### Prompt
Read the entries below and pull out each line with the string "Geothermal".

[Dataset records]
— START —

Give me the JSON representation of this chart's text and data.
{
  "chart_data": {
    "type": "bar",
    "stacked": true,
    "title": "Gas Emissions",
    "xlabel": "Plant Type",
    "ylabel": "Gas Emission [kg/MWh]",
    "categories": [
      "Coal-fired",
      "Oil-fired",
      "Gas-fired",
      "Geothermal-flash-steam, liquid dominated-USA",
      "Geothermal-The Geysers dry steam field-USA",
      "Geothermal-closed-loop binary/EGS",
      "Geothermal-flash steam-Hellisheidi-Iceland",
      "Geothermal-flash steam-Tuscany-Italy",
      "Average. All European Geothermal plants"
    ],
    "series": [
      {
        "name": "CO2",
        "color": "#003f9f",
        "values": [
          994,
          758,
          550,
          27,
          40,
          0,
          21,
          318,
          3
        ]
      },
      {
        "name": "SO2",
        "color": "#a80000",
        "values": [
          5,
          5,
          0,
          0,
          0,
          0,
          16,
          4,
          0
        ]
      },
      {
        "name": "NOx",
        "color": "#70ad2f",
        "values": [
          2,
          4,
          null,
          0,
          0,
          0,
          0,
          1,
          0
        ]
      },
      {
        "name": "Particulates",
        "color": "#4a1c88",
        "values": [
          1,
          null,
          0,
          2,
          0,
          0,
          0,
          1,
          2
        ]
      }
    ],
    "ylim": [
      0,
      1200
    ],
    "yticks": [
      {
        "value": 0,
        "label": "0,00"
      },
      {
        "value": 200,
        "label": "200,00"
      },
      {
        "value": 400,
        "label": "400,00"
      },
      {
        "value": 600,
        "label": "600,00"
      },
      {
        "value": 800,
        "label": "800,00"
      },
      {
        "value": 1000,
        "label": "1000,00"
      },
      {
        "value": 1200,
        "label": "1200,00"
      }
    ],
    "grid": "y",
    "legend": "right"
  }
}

— END —

### Result for this exercise
      "Geothermal-flash-steam, liquid dominated-USA",
      "Geothermal-The Geysers dry steam field-USA",
      "Geothermal-closed-loop binary/EGS",
      "Geothermal-flash steam-Hellisheidi-Iceland",
      "Geothermal-flash steam-Tuscany-Italy",
      "Average. All European Geothermal plants"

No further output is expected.